CAPODANNO DA INCUBO A COLONIA, DECINE DI DONNE AGGREDITE
RESPONSABILI UN MIGLIAIO DI ARABI O NORDAFRICANI

Germania sotto shock per le violenze contro decine di donne
compiute nella notte di San Silvestro a Colonia da un migliaio
di uomini ubriachi di origine araba o nordafricana. Questi si
sono ubriacati nella piazza davanti alla stazione e hanno
sparato petardi, poi hanno cominciato a molestare sessualmente
le donne che passavano e in qualche caso a rapinarle. Le denunce
finora sono 90. “Pesanti delitti sessuali di una dimensione
completamente nuova”, ha detto il capo delle polizia. La
cancelliera Merkel si è detta indignata. Per il sindaco di
Colonia non ci sono prove che tra gli aggressori ci siano i
profughi appena arrivati.
—.

LA CINA COMPRA PER 20 MILIARDI, MA LE BORSE RESTANO FREDDE
LISTINI RECUPERANO POCO. MILANO LA MIGLIORE, +1,2%

Un toppa cinese da 20 miliardi di dollari per calmare i mercati:
la mossa di Pechino di immettere un mare di liquidità in un solo
giorno ha ottenuto l’effetto di frenare i cali, ma non un vero
rimbalzo delle Borse. Dopo il crollo della prima seduta
dell’anno, Shanghai e Shenzhen hanno ancora chiuso in ribasso, i
listini europei hanno recuperato molto poco, Wall Street appare
ancora incerta. Milano è la migliore d’Europa, chiude con +1,2%.
—.

IRAN-ARABIA, TEHERAN SOSPENDE PELLEGRINAGGI ALLA MECCA
ANCHE IL KUWAIT ROMPE LE RELAZIONI CON L’IRAN

Non si ricuce la frattura fra l’Iran e l’Arabia Saudita. Teheran
ieri ha bloccato i pellegrinaggi alla Mecca, mentre Riad si è
portata dietro anche il Kuwait – dopo Bahrein, Sudan ed Emirati
Arabi Uniti – nella decisione di rompere le relazioni
diplomatiche con Teheran, dopo l’assalto alla sua ambasciata
durante proteste contro l’esecuzione dell’imam sciita Nimr al
Nimr. Intanto anche Turchia e Germania si sono proposti come
possibili mediatori, dopo Russia, Usa e Francia.
—.

::::

Parti dell'esercizio ->
• 1. Secondo il notiziario, quante denunce sono state presentate finora per le violenze di Capodanno a Colonia?
• 2. Prosegui il notiziario a partire dall'ultima frase riportata.

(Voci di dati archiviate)
::::

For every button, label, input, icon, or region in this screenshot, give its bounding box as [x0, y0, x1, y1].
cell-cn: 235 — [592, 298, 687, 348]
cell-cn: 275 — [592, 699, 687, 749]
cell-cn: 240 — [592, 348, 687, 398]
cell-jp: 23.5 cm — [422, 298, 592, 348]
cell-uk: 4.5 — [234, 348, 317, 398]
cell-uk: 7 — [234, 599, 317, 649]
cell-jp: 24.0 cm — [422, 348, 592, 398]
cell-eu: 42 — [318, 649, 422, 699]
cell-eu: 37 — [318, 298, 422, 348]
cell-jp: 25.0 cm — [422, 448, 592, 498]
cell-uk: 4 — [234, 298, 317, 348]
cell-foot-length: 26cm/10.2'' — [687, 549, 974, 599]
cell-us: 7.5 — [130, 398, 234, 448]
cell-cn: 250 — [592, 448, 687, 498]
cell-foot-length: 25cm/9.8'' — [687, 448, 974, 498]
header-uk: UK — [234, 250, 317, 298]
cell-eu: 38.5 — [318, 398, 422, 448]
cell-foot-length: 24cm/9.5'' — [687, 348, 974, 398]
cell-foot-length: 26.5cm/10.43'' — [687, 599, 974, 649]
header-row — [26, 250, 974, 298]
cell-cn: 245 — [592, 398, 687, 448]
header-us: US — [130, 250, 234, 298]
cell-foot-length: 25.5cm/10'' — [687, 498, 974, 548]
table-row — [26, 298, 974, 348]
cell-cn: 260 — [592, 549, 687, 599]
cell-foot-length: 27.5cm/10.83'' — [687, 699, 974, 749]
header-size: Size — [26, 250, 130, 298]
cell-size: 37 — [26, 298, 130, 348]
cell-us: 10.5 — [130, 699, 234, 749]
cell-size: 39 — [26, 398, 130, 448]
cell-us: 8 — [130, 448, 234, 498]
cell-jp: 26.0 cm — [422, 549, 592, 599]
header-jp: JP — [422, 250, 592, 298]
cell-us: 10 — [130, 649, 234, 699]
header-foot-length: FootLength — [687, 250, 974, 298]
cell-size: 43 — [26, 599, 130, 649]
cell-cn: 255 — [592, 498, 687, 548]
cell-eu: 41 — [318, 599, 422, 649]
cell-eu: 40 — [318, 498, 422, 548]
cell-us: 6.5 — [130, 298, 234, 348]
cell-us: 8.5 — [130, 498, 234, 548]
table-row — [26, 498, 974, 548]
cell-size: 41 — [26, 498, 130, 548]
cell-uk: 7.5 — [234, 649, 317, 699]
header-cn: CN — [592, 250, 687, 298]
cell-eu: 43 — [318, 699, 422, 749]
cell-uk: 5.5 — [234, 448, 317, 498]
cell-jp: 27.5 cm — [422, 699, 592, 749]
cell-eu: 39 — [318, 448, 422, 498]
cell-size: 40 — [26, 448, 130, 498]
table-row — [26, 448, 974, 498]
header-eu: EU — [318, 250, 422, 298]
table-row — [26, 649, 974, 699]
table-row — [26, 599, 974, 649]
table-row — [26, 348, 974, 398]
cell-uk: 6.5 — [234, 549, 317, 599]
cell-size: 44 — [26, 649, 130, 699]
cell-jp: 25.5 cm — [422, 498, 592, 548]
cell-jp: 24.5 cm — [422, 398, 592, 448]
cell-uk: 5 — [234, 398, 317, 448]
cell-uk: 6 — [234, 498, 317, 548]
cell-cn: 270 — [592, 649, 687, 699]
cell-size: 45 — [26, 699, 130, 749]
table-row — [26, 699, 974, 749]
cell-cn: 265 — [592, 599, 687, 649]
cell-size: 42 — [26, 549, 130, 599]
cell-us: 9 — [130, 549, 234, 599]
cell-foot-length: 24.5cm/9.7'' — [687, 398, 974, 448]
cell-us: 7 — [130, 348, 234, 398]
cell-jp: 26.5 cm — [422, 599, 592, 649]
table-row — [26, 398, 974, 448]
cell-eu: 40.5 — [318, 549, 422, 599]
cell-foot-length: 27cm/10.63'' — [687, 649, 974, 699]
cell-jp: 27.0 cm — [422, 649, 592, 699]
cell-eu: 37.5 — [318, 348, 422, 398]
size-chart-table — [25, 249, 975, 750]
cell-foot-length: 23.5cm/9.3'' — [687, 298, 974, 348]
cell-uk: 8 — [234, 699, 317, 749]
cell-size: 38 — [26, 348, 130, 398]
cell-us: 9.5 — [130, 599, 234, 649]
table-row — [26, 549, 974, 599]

::::

Risultati in ordine ->
• 1. Finora le denunce sono 90.

• 2.
FRANCIA: HOLLANDE RICORDA CHARLIE HEBDO CON TARGA SBAGLIATA
VATICANO CONTRO COPERTINA GIORNALE, ‘FEDE MANIPOLATA’

La Francia ha ricordato ieri il primo anniversario della strage
alla redazione di Charlie Hebdo. Il presidente Hollande ha
scoperto una targa con i nomi delle vittime. Qualche imbarazzo
quando si è scoperto un nome era stato scritto male: il Comune
ha subito ordinato una nuova targa corretta. L’Osservatore
Romano ha criticato la nuova copertina del giornale con Dio
armato di Khalashnikov, parlando di “fede manipolata”. Il
premier Manuel Valls presenterà a febbraio un disegno di legge
che dia più poteri contro il terrorismo a polizia e
magistratura, rendendo permanenti le misure dello stato di
emergenza decretato per tre mesi dopo le stragi di Parigi.
—.

MIGRANTI: 16 MORTI IN TURCHIA, GELO UCCIDE BIMBO SIRIANO
ALFANO, ITALIA NON SOSPENDERA’ SCHENGEN

Il nuovo anno dei migranti che attraversano l’Egeo si apre con
un’altra strage. Dopo la morte tre giorni fa di Khalid, il
piccolo siriano di 2 anni prima vittima nel 2016, la scorsa
notte due naufragi hanno causato la morte di almeno 36 persone
nelle acque tra Turchia e Grecia. Tra loro diversi bambini e una
donna incinta. Il ministro dell’Interno Angelino Alfano ha detto
che l’Italia non intende sospendere il trattato di Schengen,
come hanno fatto Svezia e Danimarca, ma ha rafforzato i presidi
di forze dell’ordine sul confine a rischio con la Slovenia. Oggi
a Bruxelles la commissione Ue ha convocato una riunione
d’urgenza con Svezia, Danimarca e Germania.
—.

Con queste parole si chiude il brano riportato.